Your task is to copy every record exactly.

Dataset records
————

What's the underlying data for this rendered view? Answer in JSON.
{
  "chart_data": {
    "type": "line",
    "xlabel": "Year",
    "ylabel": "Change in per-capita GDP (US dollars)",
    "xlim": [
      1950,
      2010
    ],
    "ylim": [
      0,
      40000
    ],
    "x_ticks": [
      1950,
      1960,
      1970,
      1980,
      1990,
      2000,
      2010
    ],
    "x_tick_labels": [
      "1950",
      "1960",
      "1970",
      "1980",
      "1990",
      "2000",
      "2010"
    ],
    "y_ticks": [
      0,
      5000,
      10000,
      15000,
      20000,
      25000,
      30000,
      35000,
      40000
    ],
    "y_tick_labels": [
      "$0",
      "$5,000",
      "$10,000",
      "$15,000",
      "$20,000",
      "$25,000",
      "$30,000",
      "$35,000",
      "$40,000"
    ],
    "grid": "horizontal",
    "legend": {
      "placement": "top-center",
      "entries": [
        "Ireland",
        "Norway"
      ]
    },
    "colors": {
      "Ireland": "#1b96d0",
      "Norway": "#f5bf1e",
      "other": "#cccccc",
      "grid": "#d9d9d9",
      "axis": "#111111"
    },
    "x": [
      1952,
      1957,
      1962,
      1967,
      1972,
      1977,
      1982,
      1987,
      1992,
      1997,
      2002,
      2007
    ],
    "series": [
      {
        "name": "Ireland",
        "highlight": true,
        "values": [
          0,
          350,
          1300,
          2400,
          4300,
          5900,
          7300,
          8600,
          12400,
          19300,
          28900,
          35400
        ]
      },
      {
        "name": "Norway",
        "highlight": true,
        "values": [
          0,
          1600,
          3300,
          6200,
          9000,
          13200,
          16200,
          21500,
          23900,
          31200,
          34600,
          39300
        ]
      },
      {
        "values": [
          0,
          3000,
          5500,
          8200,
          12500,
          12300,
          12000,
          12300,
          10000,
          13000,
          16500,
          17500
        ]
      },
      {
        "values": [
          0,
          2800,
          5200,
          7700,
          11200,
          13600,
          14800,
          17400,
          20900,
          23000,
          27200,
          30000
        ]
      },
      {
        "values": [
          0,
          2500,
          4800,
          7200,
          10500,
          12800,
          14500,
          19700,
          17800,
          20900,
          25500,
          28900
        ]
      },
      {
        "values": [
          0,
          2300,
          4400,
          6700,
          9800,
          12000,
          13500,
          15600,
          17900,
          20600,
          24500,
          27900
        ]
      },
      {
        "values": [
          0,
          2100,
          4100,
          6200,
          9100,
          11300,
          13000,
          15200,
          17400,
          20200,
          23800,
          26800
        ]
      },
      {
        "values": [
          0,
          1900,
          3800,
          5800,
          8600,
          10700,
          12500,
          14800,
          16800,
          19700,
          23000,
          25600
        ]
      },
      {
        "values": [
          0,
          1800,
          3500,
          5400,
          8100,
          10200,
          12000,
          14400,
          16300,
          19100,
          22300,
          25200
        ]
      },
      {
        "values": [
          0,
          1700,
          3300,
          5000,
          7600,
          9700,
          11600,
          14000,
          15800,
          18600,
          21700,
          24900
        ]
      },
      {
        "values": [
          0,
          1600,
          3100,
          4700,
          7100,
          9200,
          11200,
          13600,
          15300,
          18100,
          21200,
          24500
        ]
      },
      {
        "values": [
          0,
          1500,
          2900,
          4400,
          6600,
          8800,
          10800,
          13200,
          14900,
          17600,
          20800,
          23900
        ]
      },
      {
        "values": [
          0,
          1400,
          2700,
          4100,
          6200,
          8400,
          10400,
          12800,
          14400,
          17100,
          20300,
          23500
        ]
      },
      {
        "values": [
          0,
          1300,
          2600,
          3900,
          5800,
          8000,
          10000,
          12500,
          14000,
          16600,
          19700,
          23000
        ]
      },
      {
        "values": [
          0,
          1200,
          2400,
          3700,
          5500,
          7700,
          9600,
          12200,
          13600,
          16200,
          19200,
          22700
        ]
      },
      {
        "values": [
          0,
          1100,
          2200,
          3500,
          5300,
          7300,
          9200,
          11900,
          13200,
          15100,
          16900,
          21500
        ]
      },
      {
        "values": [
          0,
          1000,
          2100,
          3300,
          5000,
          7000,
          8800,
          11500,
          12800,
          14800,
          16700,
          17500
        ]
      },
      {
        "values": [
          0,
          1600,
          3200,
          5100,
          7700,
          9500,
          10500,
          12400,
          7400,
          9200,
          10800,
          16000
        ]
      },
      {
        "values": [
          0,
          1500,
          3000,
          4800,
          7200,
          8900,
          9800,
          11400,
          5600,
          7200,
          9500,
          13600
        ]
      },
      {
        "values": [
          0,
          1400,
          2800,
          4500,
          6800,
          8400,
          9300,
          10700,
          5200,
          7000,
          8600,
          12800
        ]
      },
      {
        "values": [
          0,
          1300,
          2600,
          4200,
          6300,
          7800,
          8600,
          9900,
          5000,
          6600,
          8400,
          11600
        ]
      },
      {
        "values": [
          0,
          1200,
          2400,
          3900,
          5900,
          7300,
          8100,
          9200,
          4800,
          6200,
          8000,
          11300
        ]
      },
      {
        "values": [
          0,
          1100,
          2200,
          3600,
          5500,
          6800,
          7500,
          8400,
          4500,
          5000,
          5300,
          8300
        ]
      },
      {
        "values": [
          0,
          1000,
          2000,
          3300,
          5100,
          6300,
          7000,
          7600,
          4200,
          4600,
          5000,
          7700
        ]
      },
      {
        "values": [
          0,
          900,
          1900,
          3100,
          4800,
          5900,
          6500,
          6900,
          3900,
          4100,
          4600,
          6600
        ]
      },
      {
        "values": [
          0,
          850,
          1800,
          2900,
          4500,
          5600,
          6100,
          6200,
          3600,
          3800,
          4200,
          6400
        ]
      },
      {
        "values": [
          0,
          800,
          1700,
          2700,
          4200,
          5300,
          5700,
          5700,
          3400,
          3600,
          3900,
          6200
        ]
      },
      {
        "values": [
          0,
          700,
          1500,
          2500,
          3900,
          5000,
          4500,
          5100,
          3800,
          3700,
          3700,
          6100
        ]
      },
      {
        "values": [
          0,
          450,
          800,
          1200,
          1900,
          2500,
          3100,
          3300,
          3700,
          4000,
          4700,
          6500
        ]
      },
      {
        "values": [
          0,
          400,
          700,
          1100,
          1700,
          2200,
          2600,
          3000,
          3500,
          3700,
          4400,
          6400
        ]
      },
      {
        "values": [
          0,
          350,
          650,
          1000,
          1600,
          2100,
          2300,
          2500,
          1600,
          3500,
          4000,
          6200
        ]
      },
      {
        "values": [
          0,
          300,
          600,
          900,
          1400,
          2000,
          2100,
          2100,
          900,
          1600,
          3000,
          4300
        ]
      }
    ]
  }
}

————

SOLUTION TO THIS EXERCISE
What's the underlying data for this rendered view? Answer in JSON.
{
  "chart_data": {
    "type": "line",
    "xlabel": "Year",
    "ylabel": "Change in per-capita GDP (US dollars)",
    "xlim": [
      1950,
      2010
    ],
    "ylim": [
      0,
      40000
    ],
    "x_ticks": [
      1950,
      1960,
      1970,
      1980,
      1990,
      2000,
      2010
    ],
    "x_tick_labels": [
      "1950",
      "1960",
      "1970",
      "1980",
      "1990",
      "2000",
      "2010"
    ],
    "y_ticks": [
      0,
      5000,
      10000,
      15000,
      20000,
      25000,
      30000,
      35000,
      40000
    ],
    "y_tick_labels": [
      "$0",
      "$5,000",
      "$10,000",
      "$15,000",
      "$20,000",
      "$25,000",
      "$30,000",
      "$35,000",
      "$40,000"
    ],
    "grid": "horizontal",
    "legend": {
      "placement": "top-center",
      "entries": [
        "Ireland",
        "Norway"
      ]
    },
    "colors": {
      "Ireland": "#1b96d0",
      "Norway": "#f5bf1e",
      "other": "#cccccc",
      "grid": "#d9d9d9",
      "axis": "#111111"
    },
    "x": [
      1952,
      1957,
      1962,
      1967,
      1972,
      1977,
      1982,
      1987,
      1992,
      1997,
      2002,
      2007
    ],
    "series": [
      {
        "name": "Ireland",
        "highlight": true,
        "values": [
          0,
          350,
          1300,
          2400,
          4300,
          5900,
          7300,
          8600,
          12400,
          19300,
          28900,
          35400
        ]
      },
      {
        "name": "Norway",
        "highlight": true,
        "values": [
          0,
          1600,
          3300,
          6200,
          9000,
          13200,
          16200,
          21500,
          23900,
          31200,
          34600,
          39300
        ]
      },
      {
        "values": [
          0,
          3000,
          5500,
          8200,
          12500,
          12300,
          12000,
          12300,
          10000,
          13000,
          16500,
          17500
        ]
      },
      {
        "values": [
          0,
          2800,
          5200,
          7700,
          11200,
          13600,
          14800,
          17400,
          20900,
          23000,
          27200,
          30000
        ]
      },
      {
        "values": [
          0,
          2500,
          4800,
          7200,
          10500,
          12800,
          14500,
          19700,
          17800,
          20900,
          25500,
          28900
        ]
      },
      {
        "values": [
          0,
          2300,
          4400,
          6700,
          9800,
          12000,
          13500,
          15600,
          17900,
          20600,
          24500,
          27900
        ]
      },
      {
        "values": [
          0,
          2100,
          4100,
          6200,
          9100,
          11300,
          13000,
          15200,
          17400,
          20200,
          23800,
          26800
        ]
      },
      {
        "values": [
          0,
          1900,
          3800,
          5800,
          8600,
          10700,
          12500,
          14800,
          16800,
          19700,
          23000,
          25600
        ]
      },
      {
        "values": [
          0,
          1800,
          3500,
          5400,
          8100,
          10200,
          12000,
          14400,
          16300,
          19100,
          22300,
          25200
        ]
      },
      {
        "values": [
          0,
          1700,
          3300,
          5000,
          7600,
          9700,
          11600,
          14000,
          15800,
          18600,
          21700,
          24900
        ]
      },
      {
        "values": [
          0,
          1600,
          3100,
          4700,
          7100,
          9200,
          11200,
          13600,
          15300,
          18100,
          21200,
          24500
        ]
      },
      {
        "values": [
          0,
          1500,
          2900,
          4400,
          6600,
          8800,
          10800,
          13200,
          14900,
          17600,
          20800,
          23900
        ]
      },
      {
        "values": [
          0,
          1400,
          2700,
          4100,
          6200,
          8400,
          10400,
          12800,
          14400,
          17100,
          20300,
          23500
        ]
      },
      {
        "values": [
          0,
          1300,
          2600,
          3900,
          5800,
          8000,
          10000,
          12500,
          14000,
          16600,
          19700,
          23000
        ]
      },
      {
        "values": [
          0,
          1200,
          2400,
          3700,
          5500,
          7700,
          9600,
          12200,
          13600,
          16200,
          19200,
          22700
        ]
      },
      {
        "values": [
          0,
          1100,
          2200,
          3500,
          5300,
          7300,
          9200,
          11900,
          13200,
          15100,
          16900,
          21500
        ]
      },
      {
        "values": [
          0,
          1000,
          2100,
          3300,
          5000,
          7000,
          8800,
          11500,
          12800,
          14800,
          16700,
          17500
        ]
      },
      {
        "values": [
          0,
          1600,
          3200,
          5100,
          7700,
          9500,
          10500,
          12400,
          7400,
          9200,
          10800,
          16000
        ]
      },
      {
        "values": [
          0,
          1500,
          3000,
          4800,
          7200,
          8900,
          9800,
          11400,
          5600,
          7200,
          9500,
          13600
        ]
      },
      {
        "values": [
          0,
          1400,
          2800,
          4500,
          6800,
          8400,
          9300,
          10700,
          5200,
          7000,
          8600,
          12800
        ]
      },
      {
        "values": [
          0,
          1300,
          2600,
          4200,
          6300,
          7800,
          8600,
          9900,
          5000,
          6600,
          8400,
          11600
        ]
      },
      {
        "values": [
          0,
          1200,
          2400,
          3900,
          5900,
          7300,
          8100,
          9200,
          4800,
          6200,
          8000,
          11300
        ]
      },
      {
        "values": [
          0,
          1100,
          2200,
          3600,
          5500,
          6800,
          7500,
          8400,
          4500,
          5000,
          5300,
          8300
        ]
      },
      {
        "values": [
          0,
          1000,
          2000,
          3300,
          5100,
          6300,
          7000,
          7600,
          4200,
          4600,
          5000,
          7700
        ]
      },
      {
        "values": [
          0,
          900,
          1900,
          3100,
          4800,
          5900,
          6500,
          6900,
          3900,
          4100,
          4600,
          6600
        ]
      },
      {
        "values": [
          0,
          850,
          1800,
          2900,
          4500,
          5600,
          6100,
          6200,
          3600,
          3800,
          4200,
          6400
        ]
      },
      {
        "values": [
          0,
          800,
          1700,
          2700,
          4200,
          5300,
          5700,
          5700,
          3400,
          3600,
          3900,
          6200
        ]
      },
      {
        "values": [
          0,
          700,
          1500,
          2500,
          3900,
          5000,
          4500,
          5100,
          3800,
          3700,
          3700,
          6100
        ]
      },
      {
        "values": [
          0,
          450,
          800,
          1200,
          1900,
          2500,
          3100,
          3300,
          3700,
          4000,
          4700,
          6500
        ]
      },
      {
        "values": [
          0,
          400,
          700,
          1100,
          1700,
          2200,
          2600,
          3000,
          3500,
          3700,
          4400,
          6400
        ]
      },
      {
        "values": [
          0,
          350,
          650,
          1000,
          1600,
          2100,
          2300,
          2500,
          1600,
          3500,
          4000,
          6200
        ]
      },
      {
        "values": [
          0,
          300,
          600,
          900,
          1400,
          2000,
          2100,
          2100,
          900,
          1600,
          3000,
          4300
        ]
      }
    ]
  }
}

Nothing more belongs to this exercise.